## What is required:
Pictures do not belong in the copy; quote every entry below exactly.

________

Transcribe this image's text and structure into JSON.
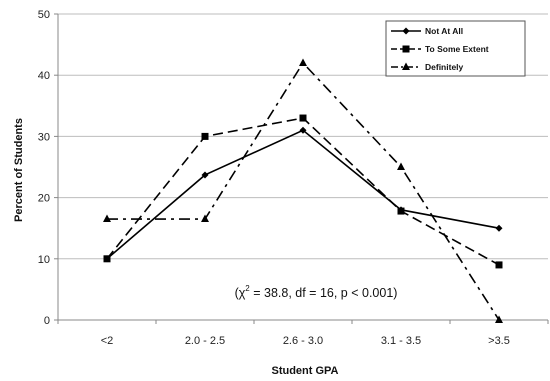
{
  "chart_data": {
    "type": "line",
    "categories": [
      "<2",
      "2.0 - 2.5",
      "2.6 - 3.0",
      "3.1 - 3.5",
      ">3.5"
    ],
    "series": [
      {
        "name": "Not At All",
        "values": [
          10,
          23.7,
          31,
          18,
          15
        ],
        "marker": "diamond",
        "dash": "solid"
      },
      {
        "name": "To Some Extent",
        "values": [
          10,
          30,
          33,
          17.8,
          9
        ],
        "marker": "square",
        "dash": "dashed"
      },
      {
        "name": "Definitely",
        "values": [
          16.5,
          16.5,
          42,
          25,
          0
        ],
        "marker": "triangle",
        "dash": "dashdot"
      }
    ],
    "xlabel": "Student GPA",
    "ylabel": "Percent of Students",
    "ylim": [
      0,
      50
    ],
    "yticks": [
      "0",
      "10",
      "20",
      "30",
      "40",
      "50"
    ],
    "grid": true,
    "legend_position": "top-right",
    "annotation": {
      "prefix": "(χ",
      "superscript": "2",
      "suffix": " = 38.8, df = 16, p < 0.001)"
    },
    "colors": {
      "line": "#000000",
      "grid": "#bdbdbd",
      "axis": "#888888"
    }
  }
}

________

## Finished exercise:
Transcribe this image's text and structure into JSON.
{
  "chart_data": {
    "type": "line",
    "categories": [
      "<2",
      "2.0 - 2.5",
      "2.6 - 3.0",
      "3.1 - 3.5",
      ">3.5"
    ],
    "series": [
      {
        "name": "Not At All",
        "values": [
          10,
          23.7,
          31,
          18,
          15
        ],
        "marker": "diamond",
        "dash": "solid"
      },
      {
        "name": "To Some Extent",
        "values": [
          10,
          30,
          33,
          17.8,
          9
        ],
        "marker": "square",
        "dash": "dashed"
      },
      {
        "name": "Definitely",
        "values": [
          16.5,
          16.5,
          42,
          25,
          0
        ],
        "marker": "triangle",
        "dash": "dashdot"
      }
    ],
    "xlabel": "Student GPA",
    "ylabel": "Percent of Students",
    "ylim": [
      0,
      50
    ],
    "yticks": [
      "0",
      "10",
      "20",
      "30",
      "40",
      "50"
    ],
    "grid": true,
    "legend_position": "top-right",
    "annotation": {
      "prefix": "(χ",
      "superscript": "2",
      "suffix": " = 38.8, df = 16, p < 0.001)"
    },
    "colors": {
      "line": "#000000",
      "grid": "#bdbdbd",
      "axis": "#888888"
    }
  }
}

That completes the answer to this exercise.